- **What is required**
Tell how many lines carry the word "BAIRRO"; the reply is the number and nothing else.

--- START OF Entries shown ---

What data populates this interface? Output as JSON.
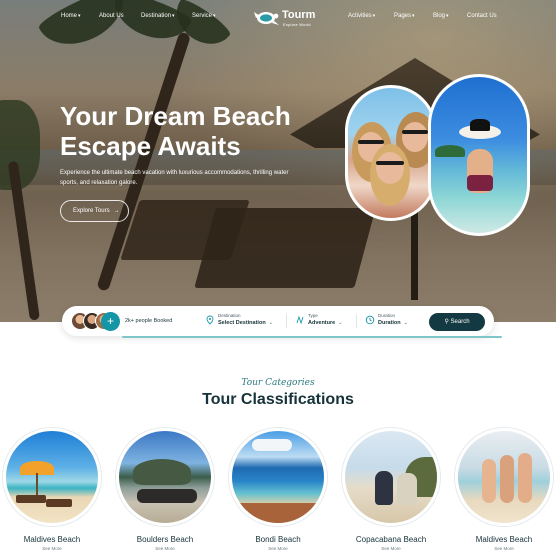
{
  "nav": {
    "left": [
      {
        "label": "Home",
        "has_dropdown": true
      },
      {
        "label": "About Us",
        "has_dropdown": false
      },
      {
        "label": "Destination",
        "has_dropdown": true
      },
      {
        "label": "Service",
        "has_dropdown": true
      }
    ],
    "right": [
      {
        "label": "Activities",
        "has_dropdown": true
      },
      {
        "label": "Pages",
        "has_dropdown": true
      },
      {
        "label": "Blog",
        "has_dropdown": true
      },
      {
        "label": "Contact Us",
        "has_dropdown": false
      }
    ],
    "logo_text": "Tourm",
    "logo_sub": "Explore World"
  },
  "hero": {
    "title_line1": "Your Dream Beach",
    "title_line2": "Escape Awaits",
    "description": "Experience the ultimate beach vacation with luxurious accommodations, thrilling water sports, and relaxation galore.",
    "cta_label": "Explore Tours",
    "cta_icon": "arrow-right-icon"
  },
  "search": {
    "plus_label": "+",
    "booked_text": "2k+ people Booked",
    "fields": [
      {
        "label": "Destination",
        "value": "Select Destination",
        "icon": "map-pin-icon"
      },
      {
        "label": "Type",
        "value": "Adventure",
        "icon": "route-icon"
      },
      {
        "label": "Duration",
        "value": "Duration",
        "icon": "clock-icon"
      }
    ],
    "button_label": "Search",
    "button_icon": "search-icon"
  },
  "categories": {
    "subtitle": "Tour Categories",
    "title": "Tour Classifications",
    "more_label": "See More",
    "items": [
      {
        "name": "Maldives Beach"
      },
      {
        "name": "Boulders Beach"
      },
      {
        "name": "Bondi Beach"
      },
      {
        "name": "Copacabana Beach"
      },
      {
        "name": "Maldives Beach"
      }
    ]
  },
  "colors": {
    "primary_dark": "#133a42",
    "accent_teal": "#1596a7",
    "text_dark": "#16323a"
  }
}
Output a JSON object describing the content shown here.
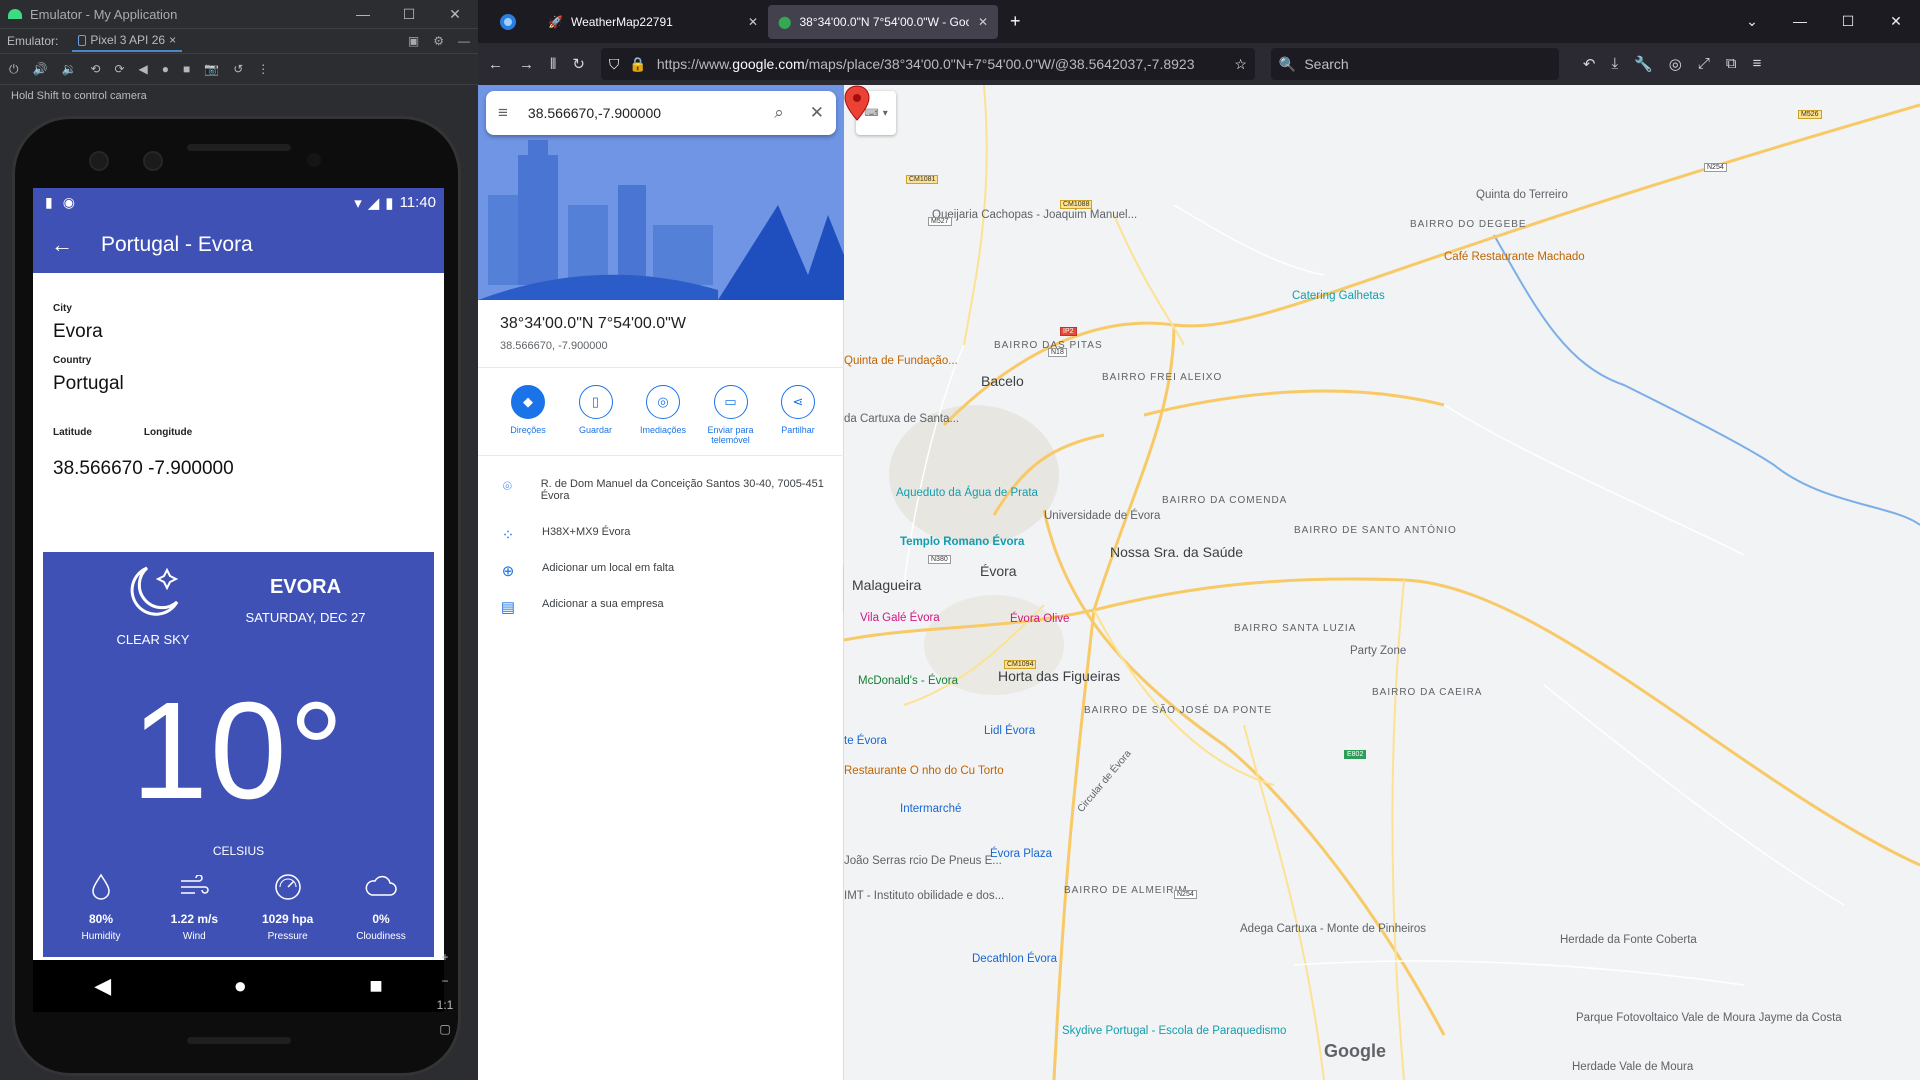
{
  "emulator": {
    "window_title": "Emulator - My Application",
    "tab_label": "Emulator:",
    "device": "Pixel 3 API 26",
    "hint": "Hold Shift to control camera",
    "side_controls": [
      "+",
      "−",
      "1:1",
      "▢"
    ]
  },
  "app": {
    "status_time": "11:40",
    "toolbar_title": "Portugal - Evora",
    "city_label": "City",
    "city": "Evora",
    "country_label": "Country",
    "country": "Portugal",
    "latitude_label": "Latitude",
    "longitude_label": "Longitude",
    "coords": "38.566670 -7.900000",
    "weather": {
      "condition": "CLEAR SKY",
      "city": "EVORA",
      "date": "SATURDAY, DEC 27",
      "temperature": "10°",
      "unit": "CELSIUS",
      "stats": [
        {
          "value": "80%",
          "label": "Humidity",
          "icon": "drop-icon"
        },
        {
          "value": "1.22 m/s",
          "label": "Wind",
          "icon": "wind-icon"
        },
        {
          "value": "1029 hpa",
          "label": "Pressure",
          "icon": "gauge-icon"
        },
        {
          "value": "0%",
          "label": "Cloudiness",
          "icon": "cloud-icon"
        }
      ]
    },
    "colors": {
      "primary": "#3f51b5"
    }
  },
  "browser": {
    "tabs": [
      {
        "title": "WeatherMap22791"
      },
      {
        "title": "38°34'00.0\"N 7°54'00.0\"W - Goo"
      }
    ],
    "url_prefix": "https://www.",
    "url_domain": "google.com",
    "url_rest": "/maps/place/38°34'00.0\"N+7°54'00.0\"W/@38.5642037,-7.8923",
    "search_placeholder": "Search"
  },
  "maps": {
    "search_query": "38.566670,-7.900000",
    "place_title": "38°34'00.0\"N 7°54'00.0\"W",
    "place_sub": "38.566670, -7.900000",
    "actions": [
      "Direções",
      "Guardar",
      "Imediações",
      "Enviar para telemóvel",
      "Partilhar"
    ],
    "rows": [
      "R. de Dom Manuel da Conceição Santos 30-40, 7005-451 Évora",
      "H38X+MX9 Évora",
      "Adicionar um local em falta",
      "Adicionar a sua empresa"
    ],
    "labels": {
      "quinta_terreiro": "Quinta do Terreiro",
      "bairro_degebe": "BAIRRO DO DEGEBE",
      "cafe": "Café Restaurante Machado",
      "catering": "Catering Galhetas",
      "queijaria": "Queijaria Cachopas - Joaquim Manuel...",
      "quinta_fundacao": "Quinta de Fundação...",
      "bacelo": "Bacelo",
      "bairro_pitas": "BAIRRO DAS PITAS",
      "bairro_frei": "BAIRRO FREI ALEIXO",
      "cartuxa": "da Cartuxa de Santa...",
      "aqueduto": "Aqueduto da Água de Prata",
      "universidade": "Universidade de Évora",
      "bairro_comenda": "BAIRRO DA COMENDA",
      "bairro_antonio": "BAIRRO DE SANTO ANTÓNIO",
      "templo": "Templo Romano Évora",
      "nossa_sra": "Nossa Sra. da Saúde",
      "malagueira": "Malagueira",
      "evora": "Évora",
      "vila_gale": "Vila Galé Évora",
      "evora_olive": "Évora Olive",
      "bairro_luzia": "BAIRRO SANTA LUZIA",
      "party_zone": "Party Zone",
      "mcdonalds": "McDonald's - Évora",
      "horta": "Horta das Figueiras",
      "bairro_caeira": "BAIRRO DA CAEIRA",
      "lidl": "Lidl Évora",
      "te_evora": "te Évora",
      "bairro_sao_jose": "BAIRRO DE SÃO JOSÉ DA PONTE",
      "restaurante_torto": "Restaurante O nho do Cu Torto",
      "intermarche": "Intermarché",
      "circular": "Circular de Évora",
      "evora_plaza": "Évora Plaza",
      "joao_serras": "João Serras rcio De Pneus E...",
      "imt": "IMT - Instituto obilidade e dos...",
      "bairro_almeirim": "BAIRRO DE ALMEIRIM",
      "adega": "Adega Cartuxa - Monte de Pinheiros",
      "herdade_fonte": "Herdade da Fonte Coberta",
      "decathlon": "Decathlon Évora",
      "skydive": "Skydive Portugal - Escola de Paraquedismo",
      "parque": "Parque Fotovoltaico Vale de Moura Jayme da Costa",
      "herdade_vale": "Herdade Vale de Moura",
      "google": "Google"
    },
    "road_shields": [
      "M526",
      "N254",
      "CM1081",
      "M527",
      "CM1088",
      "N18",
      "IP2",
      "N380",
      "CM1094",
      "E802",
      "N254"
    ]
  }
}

--- END OF Entries shown ---

- **Exercise answer**
9